[start of Dataset]

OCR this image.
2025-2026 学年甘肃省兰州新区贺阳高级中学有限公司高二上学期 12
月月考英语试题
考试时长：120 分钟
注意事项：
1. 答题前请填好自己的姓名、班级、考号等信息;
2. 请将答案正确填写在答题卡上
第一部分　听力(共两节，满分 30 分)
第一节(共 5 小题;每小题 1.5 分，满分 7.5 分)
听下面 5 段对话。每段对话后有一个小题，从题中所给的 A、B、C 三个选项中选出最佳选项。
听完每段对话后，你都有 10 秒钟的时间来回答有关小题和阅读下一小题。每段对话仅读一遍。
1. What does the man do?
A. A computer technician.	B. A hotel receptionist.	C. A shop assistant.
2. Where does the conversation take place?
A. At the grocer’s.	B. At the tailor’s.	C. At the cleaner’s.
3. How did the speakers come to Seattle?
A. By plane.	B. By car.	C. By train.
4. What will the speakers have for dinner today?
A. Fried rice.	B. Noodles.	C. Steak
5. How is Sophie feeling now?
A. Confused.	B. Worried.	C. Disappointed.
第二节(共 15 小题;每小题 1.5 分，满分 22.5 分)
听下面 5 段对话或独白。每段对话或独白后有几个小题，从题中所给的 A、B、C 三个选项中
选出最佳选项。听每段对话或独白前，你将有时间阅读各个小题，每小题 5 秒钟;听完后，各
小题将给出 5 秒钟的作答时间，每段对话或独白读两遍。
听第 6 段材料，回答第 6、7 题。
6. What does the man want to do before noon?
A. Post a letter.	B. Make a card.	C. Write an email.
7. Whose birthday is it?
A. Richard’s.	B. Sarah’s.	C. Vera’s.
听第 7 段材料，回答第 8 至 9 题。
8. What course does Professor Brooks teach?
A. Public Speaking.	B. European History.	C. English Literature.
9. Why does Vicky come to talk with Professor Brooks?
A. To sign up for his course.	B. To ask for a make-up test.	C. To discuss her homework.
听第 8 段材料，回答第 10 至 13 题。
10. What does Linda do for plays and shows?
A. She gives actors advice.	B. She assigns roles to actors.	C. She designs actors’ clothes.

[end of Dataset]

→ Your objective: Extract the full listing above without altering anything.

→ Worked answer:
OCR this image.
2025-2026 学年甘肃省兰州新区贺阳高级中学有限公司高二上学期 12
月月考英语试题
考试时长：120 分钟
注意事项：
1. 答题前请填好自己的姓名、班级、考号等信息;
2. 请将答案正确填写在答题卡上
第一部分　听力(共两节，满分 30 分)
第一节(共 5 小题;每小题 1.5 分，满分 7.5 分)
听下面 5 段对话。每段对话后有一个小题，从题中所给的 A、B、C 三个选项中选出最佳选项。
听完每段对话后，你都有 10 秒钟的时间来回答有关小题和阅读下一小题。每段对话仅读一遍。
1. What does the man do?
A. A computer technician.	B. A hotel receptionist.	C. A shop assistant.
2. Where does the conversation take place?
A. At the grocer’s.	B. At the tailor’s.	C. At the cleaner’s.
3. How did the speakers come to Seattle?
A. By plane.	B. By car.	C. By train.
4. What will the speakers have for dinner today?
A. Fried rice.	B. Noodles.	C. Steak
5. How is Sophie feeling now?
A. Confused.	B. Worried.	C. Disappointed.
第二节(共 15 小题;每小题 1.5 分，满分 22.5 分)
听下面 5 段对话或独白。每段对话或独白后有几个小题，从题中所给的 A、B、C 三个选项中
选出最佳选项。听每段对话或独白前，你将有时间阅读各个小题，每小题 5 秒钟;听完后，各
小题将给出 5 秒钟的作答时间，每段对话或独白读两遍。
听第 6 段材料，回答第 6、7 题。
6. What does the man want to do before noon?
A. Post a letter.	B. Make a card.	C. Write an email.
7. Whose birthday is it?
A. Richard’s.	B. Sarah’s.	C. Vera’s.
听第 7 段材料，回答第 8 至 9 题。
8. What course does Professor Brooks teach?
A. Public Speaking.	B. European History.	C. English Literature.
9. Why does Vicky come to talk with Professor Brooks?
A. To sign up for his course.	B. To ask for a make-up test.	C. To discuss her homework.
听第 8 段材料，回答第 10 至 13 题。
10. What does Linda do for plays and shows?
A. She gives actors advice.	B. She assigns roles to actors.	C. She designs actors’ clothes.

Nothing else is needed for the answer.